[Boxed element entries]
►

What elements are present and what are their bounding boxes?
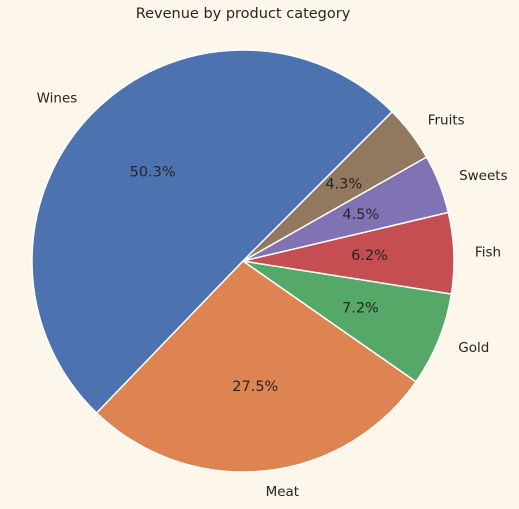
- percent-label-meat: 27.5%: [232, 379, 278, 395]
- percent-label-gold: 7.2%: [342, 300, 379, 316]
- category-label-fruits: Fruits: [428, 112, 465, 128]
- chart-title: Revenue by product category: [135, 6, 351, 22]
- category-label-gold: Gold: [458, 340, 489, 356]
- category-label-sweets: Sweets: [459, 168, 508, 184]
- pie-slice-meat: [95, 260, 417, 473]
- category-label-wines: Wines: [37, 90, 78, 106]
- percent-label-fruits: 4.3%: [325, 176, 362, 192]
- percent-label-sweets: 4.5%: [342, 207, 379, 223]
- percent-label-wines: 50.3%: [130, 164, 176, 180]
- pie-slice-fruits: [242, 111, 428, 262]
- category-label-fish: Fish: [475, 244, 501, 260]
- percent-label-fish: 6.2%: [351, 248, 388, 264]
- pie-slice-wines: [31, 49, 393, 414]
- category-label-meat: Meat: [266, 484, 300, 500]
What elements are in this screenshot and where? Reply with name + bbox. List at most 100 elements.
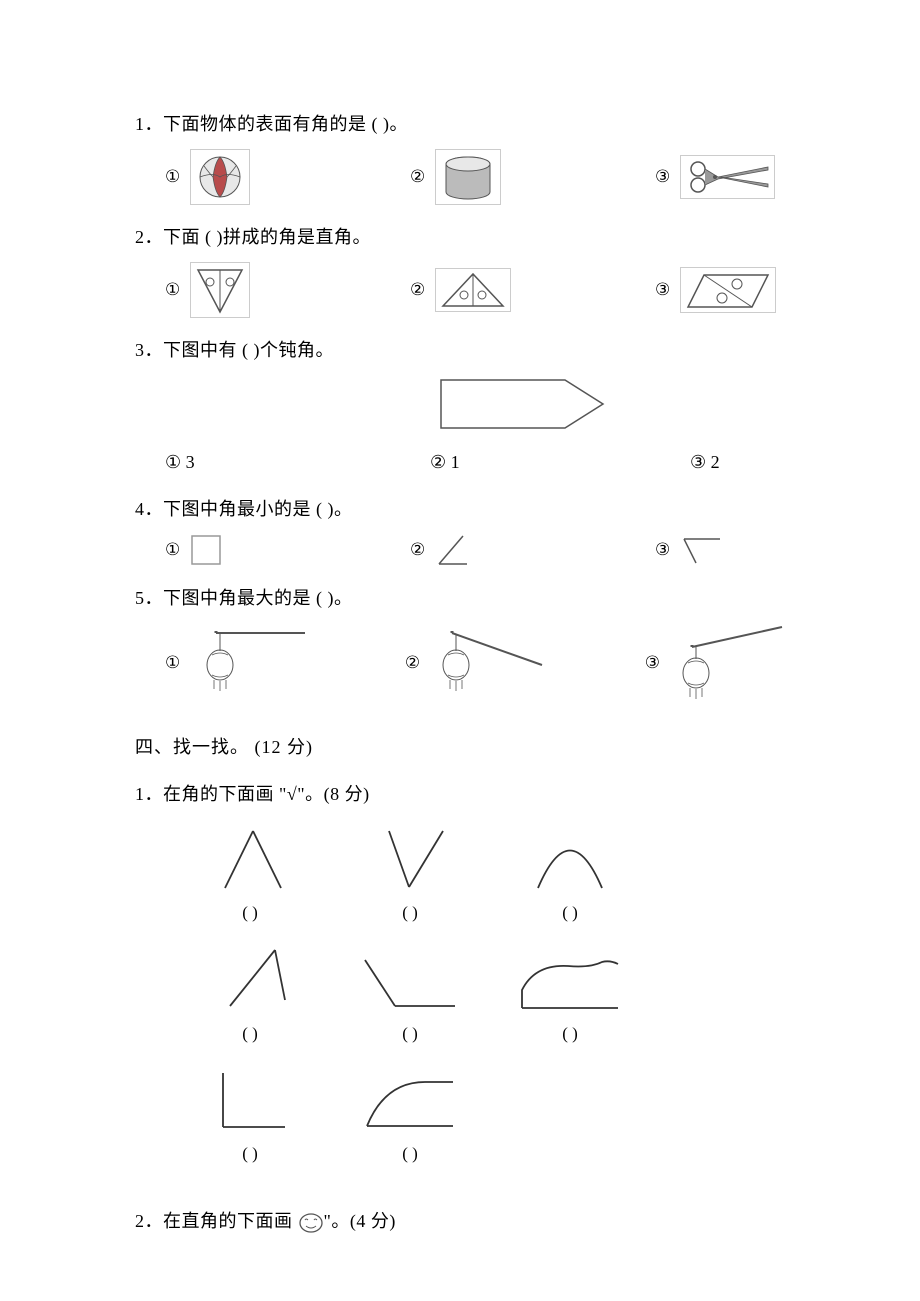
- s4q2-stem-a: 在直角的下面画: [163, 1211, 298, 1231]
- q1-num: 1．: [135, 114, 163, 134]
- q1-opt1: ①: [165, 149, 400, 205]
- find-cell-3: ( ): [490, 818, 650, 926]
- lantern-2-icon: [430, 623, 550, 703]
- q2-options: ① ② ③: [135, 262, 790, 318]
- q3-text: 3．下图中有 ( )个钝角。: [135, 336, 790, 365]
- question-1: 1．下面物体的表面有角的是 ( )。 ① ②: [135, 110, 790, 205]
- find-paren-4: ( ): [242, 1020, 258, 1047]
- q1-text: 1．下面物体的表面有角的是 ( )。: [135, 110, 790, 139]
- question-3: 3．下图中有 ( )个钝角。 ① 3 ② 1 ③ 2: [135, 336, 790, 478]
- find-paren-7: ( ): [242, 1140, 258, 1167]
- find-paren-1: ( ): [242, 899, 258, 926]
- find-paren-2: ( ): [402, 899, 418, 926]
- arc-shape-icon: [520, 823, 620, 893]
- q4-stem: 下图中角最小的是 ( )。: [163, 499, 353, 519]
- angle-shape-5-icon: [355, 954, 465, 1014]
- q4-num: 4．: [135, 499, 163, 519]
- question-2: 2．下面 ( )拼成的角是直角。 ① ②: [135, 223, 790, 318]
- q4-opt1: ①: [165, 534, 400, 566]
- curve-shape-8-icon: [355, 1074, 465, 1134]
- find-cell-7: ( ): [170, 1059, 330, 1167]
- angle-acute-low-icon: [435, 534, 471, 566]
- q3-opt3: ③ 2: [690, 448, 720, 477]
- q4-text: 4．下图中角最小的是 ( )。: [135, 495, 790, 524]
- find-cell-6: ( ): [490, 939, 650, 1047]
- find-paren-8: ( ): [402, 1140, 418, 1167]
- s4q1-num: 1．: [135, 784, 163, 804]
- q1-opt3-num: ③: [655, 163, 670, 190]
- angle-shape-2-icon: [365, 823, 455, 893]
- question-5: 5．下图中角最大的是 ( )。 ① ②: [135, 584, 790, 703]
- find-cell-8: ( ): [330, 1059, 490, 1167]
- q2-num: 2．: [135, 227, 163, 247]
- square-icon: [190, 534, 224, 566]
- q1-opt2: ②: [410, 149, 645, 205]
- q5-opt2: ②: [405, 623, 635, 703]
- curve-shape-6-icon: [510, 954, 630, 1014]
- s4q1-text: 1．在角的下面画 "√"。(8 分): [135, 780, 790, 809]
- smiley-icon: [298, 1212, 324, 1234]
- find-paren-6: ( ): [562, 1020, 578, 1047]
- right-angle-shape-icon: [205, 1069, 295, 1134]
- q3-stem: 下图中有 ( )个钝角。: [163, 340, 334, 360]
- q4-opt3-num: ③: [655, 536, 670, 563]
- q3-opt2: ② 1: [430, 448, 690, 477]
- angle-obtuse-icon: [680, 535, 722, 565]
- find-paren-3: ( ): [562, 899, 578, 926]
- q2-opt1: ①: [165, 262, 400, 318]
- q4-options: ① ② ③: [135, 534, 790, 566]
- triangle-up-icon: [435, 268, 511, 312]
- s4q2-num: 2．: [135, 1211, 163, 1231]
- q5-num: 5．: [135, 588, 163, 608]
- lantern-1-icon: [190, 623, 310, 703]
- triangle-down-icon: [190, 262, 250, 318]
- q2-opt1-num: ①: [165, 276, 180, 303]
- section4-q1: 1．在角的下面画 "√"。(8 分) ( ) ( ): [135, 780, 790, 1179]
- q5-options: ① ②: [135, 623, 790, 703]
- q5-opt3-num: ③: [645, 649, 660, 676]
- cylinder-icon: [435, 149, 501, 205]
- angle-shape-4-icon: [205, 944, 295, 1014]
- q4-opt3: ③: [655, 535, 722, 565]
- ball-icon: [190, 149, 250, 205]
- q1-opt2-num: ②: [410, 163, 425, 190]
- parallelogram-icon: [680, 267, 776, 313]
- s4q2-text: 2．在直角的下面画 "。(4 分): [135, 1207, 790, 1236]
- lantern-3-icon: [670, 623, 790, 703]
- q5-opt1-num: ①: [165, 649, 180, 676]
- q1-stem: 下面物体的表面有角的是 ( )。: [163, 114, 408, 134]
- q2-opt2: ②: [410, 268, 645, 312]
- find-paren-5: ( ): [402, 1020, 418, 1047]
- q2-opt3: ③: [655, 267, 776, 313]
- q3-num: 3．: [135, 340, 163, 360]
- q4-opt2: ②: [410, 534, 645, 566]
- q1-options: ① ② ③: [135, 149, 790, 205]
- q4-opt2-num: ②: [410, 536, 425, 563]
- q2-opt2-num: ②: [410, 276, 425, 303]
- q2-opt3-num: ③: [655, 276, 670, 303]
- q1-opt1-num: ①: [165, 163, 180, 190]
- find-grid: ( ) ( ) ( ): [135, 818, 790, 1179]
- q3-opt1: ① 3: [165, 448, 430, 477]
- angle-shape-1-icon: [205, 823, 295, 893]
- question-4: 4．下图中角最小的是 ( )。 ① ② ③: [135, 495, 790, 566]
- s4q1-stem: 在角的下面画 "√"。(8 分): [163, 784, 370, 804]
- q5-opt1: ①: [165, 623, 395, 703]
- find-cell-1: ( ): [170, 818, 330, 926]
- find-cell-4: ( ): [170, 939, 330, 1047]
- q3-options: ① 3 ② 1 ③ 2: [135, 448, 790, 477]
- q5-text: 5．下图中角最大的是 ( )。: [135, 584, 790, 613]
- find-cell-2: ( ): [330, 818, 490, 926]
- q1-opt3: ③: [655, 155, 775, 199]
- section4-q2: 2．在直角的下面画 "。(4 分): [135, 1207, 790, 1236]
- q5-stem: 下图中角最大的是 ( )。: [163, 588, 353, 608]
- q5-opt3: ③: [645, 623, 790, 703]
- q3-shape: [135, 374, 790, 434]
- q5-opt2-num: ②: [405, 649, 420, 676]
- section-4-title: 四、找一找。 (12 分): [135, 733, 790, 762]
- find-cell-5: ( ): [330, 939, 490, 1047]
- scissors-icon: [680, 155, 775, 199]
- q2-stem: 下面 ( )拼成的角是直角。: [163, 227, 371, 247]
- q2-text: 2．下面 ( )拼成的角是直角。: [135, 223, 790, 252]
- s4q2-stem-b: "。(4 分): [324, 1211, 396, 1231]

◄

**What the task asks**
Select each line above that contains the string "fish" and copy those lines out. Letter case matters.

**Result**
- category-label-fish: Fish: [475, 244, 501, 260]
- percent-label-fish: 6.2%: [351, 248, 388, 264]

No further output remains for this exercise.